TO DO: Scan the records and identify every line in which the string "Score" occurs, then return those lines.

Data entries for graphics:
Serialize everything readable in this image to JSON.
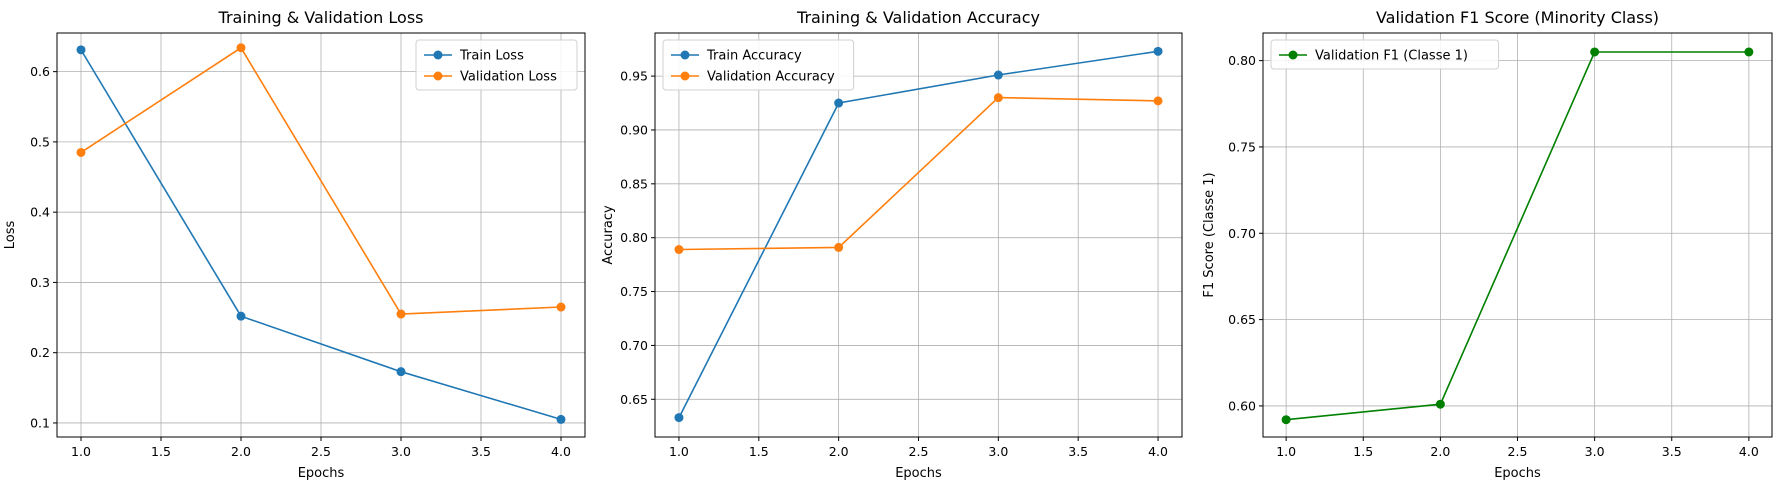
{
  "figure": {
    "background": "#ffffff"
  },
  "chart_data": [
    {
      "type": "line",
      "title": "Training & Validation Loss",
      "xlabel": "Epochs",
      "ylabel": "Loss",
      "xlim": [
        0.85,
        4.15
      ],
      "ylim": [
        0.08,
        0.655
      ],
      "xticks": [
        1.0,
        1.5,
        2.0,
        2.5,
        3.0,
        3.5,
        4.0
      ],
      "yticks": [
        0.1,
        0.2,
        0.3,
        0.4,
        0.5,
        0.6
      ],
      "xtick_labels": [
        "1.0",
        "1.5",
        "2.0",
        "2.5",
        "3.0",
        "3.5",
        "4.0"
      ],
      "ytick_labels": [
        "0.1",
        "0.2",
        "0.3",
        "0.4",
        "0.5",
        "0.6"
      ],
      "grid": true,
      "legend_position": "top-right",
      "x": [
        1,
        2,
        3,
        4
      ],
      "series": [
        {
          "name": "Train Loss",
          "color": "#1f77b4",
          "values": [
            0.631,
            0.252,
            0.173,
            0.105
          ]
        },
        {
          "name": "Validation Loss",
          "color": "#ff7f0e",
          "values": [
            0.485,
            0.634,
            0.255,
            0.265
          ]
        }
      ]
    },
    {
      "type": "line",
      "title": "Training & Validation Accuracy",
      "xlabel": "Epochs",
      "ylabel": "Accuracy",
      "xlim": [
        0.85,
        4.15
      ],
      "ylim": [
        0.615,
        0.99
      ],
      "xticks": [
        1.0,
        1.5,
        2.0,
        2.5,
        3.0,
        3.5,
        4.0
      ],
      "yticks": [
        0.65,
        0.7,
        0.75,
        0.8,
        0.85,
        0.9,
        0.95
      ],
      "xtick_labels": [
        "1.0",
        "1.5",
        "2.0",
        "2.5",
        "3.0",
        "3.5",
        "4.0"
      ],
      "ytick_labels": [
        "0.65",
        "0.70",
        "0.75",
        "0.80",
        "0.85",
        "0.90",
        "0.95"
      ],
      "grid": true,
      "legend_position": "top-left",
      "x": [
        1,
        2,
        3,
        4
      ],
      "series": [
        {
          "name": "Train Accuracy",
          "color": "#1f77b4",
          "values": [
            0.633,
            0.925,
            0.951,
            0.973
          ]
        },
        {
          "name": "Validation Accuracy",
          "color": "#ff7f0e",
          "values": [
            0.789,
            0.791,
            0.93,
            0.927
          ]
        }
      ]
    },
    {
      "type": "line",
      "title": "Validation F1 Score (Minority Class)",
      "xlabel": "Epochs",
      "ylabel": "F1 Score (Classe 1)",
      "xlim": [
        0.85,
        4.15
      ],
      "ylim": [
        0.582,
        0.816
      ],
      "xticks": [
        1.0,
        1.5,
        2.0,
        2.5,
        3.0,
        3.5,
        4.0
      ],
      "yticks": [
        0.6,
        0.65,
        0.7,
        0.75,
        0.8
      ],
      "xtick_labels": [
        "1.0",
        "1.5",
        "2.0",
        "2.5",
        "3.0",
        "3.5",
        "4.0"
      ],
      "ytick_labels": [
        "0.60",
        "0.65",
        "0.70",
        "0.75",
        "0.80"
      ],
      "grid": true,
      "legend_position": "top-left",
      "x": [
        1,
        2,
        3,
        4
      ],
      "series": [
        {
          "name": "Validation F1 (Classe 1)",
          "color": "#008000",
          "values": [
            0.592,
            0.601,
            0.805,
            0.805
          ]
        }
      ]
    }
  ]
}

RESPONSE BELOW:
      "title": "Validation F1 Score (Minority Class)",
      "ylabel": "F1 Score (Classe 1)",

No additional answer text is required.